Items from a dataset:
^^^^^^^^

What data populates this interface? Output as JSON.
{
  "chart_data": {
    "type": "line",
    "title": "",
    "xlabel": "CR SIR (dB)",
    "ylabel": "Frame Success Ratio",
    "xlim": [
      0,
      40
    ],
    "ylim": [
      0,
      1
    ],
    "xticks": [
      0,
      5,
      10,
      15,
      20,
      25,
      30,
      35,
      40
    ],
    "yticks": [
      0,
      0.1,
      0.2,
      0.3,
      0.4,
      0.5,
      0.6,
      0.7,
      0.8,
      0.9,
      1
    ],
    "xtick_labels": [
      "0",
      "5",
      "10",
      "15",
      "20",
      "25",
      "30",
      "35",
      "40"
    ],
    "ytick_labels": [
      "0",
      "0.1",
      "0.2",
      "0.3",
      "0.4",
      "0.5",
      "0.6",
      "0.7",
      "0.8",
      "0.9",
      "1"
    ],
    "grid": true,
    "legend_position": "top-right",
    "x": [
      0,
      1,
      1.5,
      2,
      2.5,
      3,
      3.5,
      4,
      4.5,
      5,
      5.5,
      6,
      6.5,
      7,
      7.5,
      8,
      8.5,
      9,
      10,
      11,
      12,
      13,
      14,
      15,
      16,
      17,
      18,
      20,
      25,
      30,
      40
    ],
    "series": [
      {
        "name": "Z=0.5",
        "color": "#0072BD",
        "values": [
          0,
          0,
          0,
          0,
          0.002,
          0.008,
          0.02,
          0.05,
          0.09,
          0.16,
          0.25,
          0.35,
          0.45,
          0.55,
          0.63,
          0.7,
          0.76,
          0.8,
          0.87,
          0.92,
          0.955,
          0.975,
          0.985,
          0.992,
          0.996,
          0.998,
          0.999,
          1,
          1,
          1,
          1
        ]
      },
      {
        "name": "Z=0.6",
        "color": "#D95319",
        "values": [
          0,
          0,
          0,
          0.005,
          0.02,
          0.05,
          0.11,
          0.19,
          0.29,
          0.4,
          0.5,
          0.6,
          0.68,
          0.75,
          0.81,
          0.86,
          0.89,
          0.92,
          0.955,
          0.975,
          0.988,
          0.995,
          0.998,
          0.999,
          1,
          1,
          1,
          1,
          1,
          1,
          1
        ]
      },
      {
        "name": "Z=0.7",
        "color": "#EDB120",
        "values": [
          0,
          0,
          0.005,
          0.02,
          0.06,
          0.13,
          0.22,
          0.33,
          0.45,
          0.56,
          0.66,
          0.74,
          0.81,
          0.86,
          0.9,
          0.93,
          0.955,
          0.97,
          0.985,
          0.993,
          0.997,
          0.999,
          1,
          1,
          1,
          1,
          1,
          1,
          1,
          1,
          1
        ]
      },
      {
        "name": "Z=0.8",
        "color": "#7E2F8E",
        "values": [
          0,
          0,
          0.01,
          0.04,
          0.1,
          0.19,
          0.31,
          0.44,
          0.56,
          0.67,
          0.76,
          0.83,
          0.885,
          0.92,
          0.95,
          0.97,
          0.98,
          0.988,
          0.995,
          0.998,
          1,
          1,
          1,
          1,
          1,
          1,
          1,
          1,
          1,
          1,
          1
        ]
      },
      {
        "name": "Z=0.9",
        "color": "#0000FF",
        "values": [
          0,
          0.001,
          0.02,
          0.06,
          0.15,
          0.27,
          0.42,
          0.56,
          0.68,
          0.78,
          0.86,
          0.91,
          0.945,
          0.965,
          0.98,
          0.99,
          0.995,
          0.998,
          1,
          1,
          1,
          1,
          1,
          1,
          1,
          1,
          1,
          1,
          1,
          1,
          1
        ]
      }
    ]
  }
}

^^^^^^^^

Review the preceding data and report every line that includes the string "color".

        "color": "#0072BD",
        "color": "#D95319",
        "color": "#EDB120",
        "color": "#7E2F8E",
        "color": "#0000FF",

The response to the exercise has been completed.